* TASK GOAL:
Wherever the string "Austria" appears in a line, extract that line.

+++++

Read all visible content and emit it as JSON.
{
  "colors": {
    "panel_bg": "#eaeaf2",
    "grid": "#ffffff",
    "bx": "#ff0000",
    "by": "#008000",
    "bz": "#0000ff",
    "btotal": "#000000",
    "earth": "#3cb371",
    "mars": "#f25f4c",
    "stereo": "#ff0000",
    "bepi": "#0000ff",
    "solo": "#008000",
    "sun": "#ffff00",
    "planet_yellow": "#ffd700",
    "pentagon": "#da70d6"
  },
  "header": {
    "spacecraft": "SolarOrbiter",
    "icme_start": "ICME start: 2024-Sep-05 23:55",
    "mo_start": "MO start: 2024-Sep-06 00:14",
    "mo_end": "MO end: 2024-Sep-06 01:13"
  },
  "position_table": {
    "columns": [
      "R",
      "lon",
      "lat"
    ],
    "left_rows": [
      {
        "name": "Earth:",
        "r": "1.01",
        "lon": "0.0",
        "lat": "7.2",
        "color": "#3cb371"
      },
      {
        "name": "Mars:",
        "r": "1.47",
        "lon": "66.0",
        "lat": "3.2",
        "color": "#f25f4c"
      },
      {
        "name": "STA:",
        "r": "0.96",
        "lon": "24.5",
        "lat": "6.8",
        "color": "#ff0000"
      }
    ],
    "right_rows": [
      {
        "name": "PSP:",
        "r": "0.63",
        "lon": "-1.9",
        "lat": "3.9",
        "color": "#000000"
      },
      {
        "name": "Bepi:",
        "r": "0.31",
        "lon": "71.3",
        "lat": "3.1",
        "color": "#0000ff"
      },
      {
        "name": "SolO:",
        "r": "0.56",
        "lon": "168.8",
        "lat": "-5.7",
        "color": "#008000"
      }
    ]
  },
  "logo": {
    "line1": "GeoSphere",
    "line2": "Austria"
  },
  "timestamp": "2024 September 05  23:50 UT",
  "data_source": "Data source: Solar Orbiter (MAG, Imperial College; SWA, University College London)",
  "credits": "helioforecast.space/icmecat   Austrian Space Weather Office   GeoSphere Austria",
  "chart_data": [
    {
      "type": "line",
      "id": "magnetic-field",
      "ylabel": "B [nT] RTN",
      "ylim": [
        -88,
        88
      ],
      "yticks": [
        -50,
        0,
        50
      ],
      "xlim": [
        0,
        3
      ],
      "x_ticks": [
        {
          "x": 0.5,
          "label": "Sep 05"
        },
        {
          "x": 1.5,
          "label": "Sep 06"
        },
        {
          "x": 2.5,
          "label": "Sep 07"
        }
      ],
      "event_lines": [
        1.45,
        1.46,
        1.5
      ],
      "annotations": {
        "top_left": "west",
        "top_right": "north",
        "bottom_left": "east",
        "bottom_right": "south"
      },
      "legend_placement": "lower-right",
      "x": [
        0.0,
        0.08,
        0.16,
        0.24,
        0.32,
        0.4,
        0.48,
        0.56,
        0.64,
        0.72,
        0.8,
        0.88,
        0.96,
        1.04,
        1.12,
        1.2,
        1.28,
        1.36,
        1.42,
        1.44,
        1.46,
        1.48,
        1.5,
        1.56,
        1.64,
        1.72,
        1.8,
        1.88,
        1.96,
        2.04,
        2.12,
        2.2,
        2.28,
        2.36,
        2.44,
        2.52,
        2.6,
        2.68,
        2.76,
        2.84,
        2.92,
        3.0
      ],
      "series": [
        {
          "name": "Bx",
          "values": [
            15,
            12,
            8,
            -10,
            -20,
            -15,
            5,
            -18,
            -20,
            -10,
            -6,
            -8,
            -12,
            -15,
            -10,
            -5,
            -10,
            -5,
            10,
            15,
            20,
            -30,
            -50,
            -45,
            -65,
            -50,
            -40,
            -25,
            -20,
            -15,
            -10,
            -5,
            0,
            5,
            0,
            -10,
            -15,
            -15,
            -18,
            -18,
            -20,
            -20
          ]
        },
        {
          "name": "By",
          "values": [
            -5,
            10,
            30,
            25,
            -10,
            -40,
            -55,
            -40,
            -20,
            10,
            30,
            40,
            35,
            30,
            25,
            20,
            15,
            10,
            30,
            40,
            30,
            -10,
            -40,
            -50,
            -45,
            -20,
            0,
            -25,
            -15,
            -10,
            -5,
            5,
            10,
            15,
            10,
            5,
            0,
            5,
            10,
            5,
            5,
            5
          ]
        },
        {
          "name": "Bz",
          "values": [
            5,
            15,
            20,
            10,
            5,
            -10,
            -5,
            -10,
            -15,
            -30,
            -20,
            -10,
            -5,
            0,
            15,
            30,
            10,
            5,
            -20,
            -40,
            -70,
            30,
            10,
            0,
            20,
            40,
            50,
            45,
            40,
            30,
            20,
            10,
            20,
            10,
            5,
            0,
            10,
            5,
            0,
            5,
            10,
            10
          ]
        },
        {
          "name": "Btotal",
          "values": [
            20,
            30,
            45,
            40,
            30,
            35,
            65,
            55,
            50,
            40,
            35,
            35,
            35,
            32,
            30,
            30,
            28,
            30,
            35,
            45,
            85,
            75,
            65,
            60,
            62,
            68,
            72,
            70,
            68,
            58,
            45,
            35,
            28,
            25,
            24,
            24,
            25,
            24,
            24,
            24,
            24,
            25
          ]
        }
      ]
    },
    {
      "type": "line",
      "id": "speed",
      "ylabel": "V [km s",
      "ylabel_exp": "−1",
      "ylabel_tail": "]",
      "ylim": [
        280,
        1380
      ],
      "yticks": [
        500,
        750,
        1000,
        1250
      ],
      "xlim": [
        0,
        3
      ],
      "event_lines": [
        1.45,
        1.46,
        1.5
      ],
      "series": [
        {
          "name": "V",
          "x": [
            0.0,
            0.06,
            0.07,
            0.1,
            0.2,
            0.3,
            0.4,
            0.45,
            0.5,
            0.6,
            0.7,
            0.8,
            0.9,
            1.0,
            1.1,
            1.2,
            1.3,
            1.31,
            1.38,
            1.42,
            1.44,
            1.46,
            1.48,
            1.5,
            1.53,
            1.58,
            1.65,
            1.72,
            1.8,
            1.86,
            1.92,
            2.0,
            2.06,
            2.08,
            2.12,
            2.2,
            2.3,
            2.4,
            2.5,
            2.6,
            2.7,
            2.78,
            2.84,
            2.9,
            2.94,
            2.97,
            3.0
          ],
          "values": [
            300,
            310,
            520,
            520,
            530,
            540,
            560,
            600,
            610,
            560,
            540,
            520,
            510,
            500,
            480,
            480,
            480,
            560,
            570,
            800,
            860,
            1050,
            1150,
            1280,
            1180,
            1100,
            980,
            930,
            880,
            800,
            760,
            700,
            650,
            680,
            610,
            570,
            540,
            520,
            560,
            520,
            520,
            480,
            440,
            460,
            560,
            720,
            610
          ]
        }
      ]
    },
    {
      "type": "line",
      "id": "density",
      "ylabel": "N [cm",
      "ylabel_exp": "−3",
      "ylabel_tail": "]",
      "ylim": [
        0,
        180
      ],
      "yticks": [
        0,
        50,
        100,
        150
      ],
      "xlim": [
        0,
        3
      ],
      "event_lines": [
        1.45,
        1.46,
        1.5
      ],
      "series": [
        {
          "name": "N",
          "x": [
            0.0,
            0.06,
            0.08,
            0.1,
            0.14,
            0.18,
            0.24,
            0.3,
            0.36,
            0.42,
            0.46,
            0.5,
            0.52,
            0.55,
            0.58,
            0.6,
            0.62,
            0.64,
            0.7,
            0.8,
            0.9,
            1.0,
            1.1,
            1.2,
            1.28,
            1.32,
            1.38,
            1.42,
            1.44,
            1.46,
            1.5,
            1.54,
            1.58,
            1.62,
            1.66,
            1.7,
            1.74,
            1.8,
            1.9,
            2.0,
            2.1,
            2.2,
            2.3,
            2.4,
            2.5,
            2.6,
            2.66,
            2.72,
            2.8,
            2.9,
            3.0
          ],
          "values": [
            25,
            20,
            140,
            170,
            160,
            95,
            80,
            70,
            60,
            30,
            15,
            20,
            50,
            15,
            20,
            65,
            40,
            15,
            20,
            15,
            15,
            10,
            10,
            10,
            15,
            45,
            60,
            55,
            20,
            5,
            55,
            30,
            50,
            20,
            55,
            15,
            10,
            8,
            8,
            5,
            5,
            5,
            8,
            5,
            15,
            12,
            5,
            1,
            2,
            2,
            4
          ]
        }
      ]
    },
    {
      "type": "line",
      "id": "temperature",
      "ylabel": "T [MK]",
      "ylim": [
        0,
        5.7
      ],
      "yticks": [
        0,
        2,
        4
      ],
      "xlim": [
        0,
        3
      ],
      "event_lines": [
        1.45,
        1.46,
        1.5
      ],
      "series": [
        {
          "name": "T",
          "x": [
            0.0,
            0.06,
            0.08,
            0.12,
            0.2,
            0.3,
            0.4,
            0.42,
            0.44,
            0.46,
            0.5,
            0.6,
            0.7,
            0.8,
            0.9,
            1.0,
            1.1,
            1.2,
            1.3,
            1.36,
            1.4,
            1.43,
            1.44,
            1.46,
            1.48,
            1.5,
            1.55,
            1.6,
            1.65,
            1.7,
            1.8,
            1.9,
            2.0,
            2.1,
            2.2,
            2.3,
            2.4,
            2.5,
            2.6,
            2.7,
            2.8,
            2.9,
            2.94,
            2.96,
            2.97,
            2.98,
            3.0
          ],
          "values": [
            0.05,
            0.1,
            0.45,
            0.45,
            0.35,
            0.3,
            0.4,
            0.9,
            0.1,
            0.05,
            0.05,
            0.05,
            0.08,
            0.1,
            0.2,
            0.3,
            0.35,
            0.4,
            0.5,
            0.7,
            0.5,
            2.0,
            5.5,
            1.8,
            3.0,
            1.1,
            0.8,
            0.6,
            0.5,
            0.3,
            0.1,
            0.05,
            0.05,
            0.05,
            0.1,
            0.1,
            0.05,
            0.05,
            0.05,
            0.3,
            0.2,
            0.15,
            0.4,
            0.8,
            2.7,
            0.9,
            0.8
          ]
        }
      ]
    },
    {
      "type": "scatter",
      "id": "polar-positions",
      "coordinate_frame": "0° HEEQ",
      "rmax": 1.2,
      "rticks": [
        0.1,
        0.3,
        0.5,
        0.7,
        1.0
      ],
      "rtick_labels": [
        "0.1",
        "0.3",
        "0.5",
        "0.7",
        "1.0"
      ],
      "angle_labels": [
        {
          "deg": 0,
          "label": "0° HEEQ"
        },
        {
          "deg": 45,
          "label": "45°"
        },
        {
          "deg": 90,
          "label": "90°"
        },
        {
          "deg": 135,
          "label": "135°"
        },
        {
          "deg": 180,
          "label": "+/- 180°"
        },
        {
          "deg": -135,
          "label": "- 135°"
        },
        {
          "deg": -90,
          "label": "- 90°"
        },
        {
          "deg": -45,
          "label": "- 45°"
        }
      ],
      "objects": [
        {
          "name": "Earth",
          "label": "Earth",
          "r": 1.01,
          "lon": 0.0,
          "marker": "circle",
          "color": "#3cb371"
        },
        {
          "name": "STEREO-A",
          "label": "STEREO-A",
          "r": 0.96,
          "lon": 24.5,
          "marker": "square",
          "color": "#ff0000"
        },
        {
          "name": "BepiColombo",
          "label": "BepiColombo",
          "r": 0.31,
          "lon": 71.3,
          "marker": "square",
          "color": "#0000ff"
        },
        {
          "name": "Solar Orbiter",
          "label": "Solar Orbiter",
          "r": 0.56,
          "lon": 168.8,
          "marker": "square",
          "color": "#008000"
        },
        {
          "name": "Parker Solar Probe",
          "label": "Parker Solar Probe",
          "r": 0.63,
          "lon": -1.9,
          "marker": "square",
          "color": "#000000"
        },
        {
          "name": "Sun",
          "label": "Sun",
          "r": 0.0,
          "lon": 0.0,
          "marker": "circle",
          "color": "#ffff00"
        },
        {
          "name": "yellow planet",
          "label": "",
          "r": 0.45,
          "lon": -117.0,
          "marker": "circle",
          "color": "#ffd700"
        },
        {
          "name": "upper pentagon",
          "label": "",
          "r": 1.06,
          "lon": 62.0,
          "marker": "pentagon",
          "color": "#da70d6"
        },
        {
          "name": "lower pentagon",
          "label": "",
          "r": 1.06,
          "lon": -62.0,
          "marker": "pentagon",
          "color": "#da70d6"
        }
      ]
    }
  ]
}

+++++

* THE RESULT:
    "line2": "Austria"
  "credits": "helioforecast.space/icmecat   Austrian Space Weather Office   GeoSphere Austria",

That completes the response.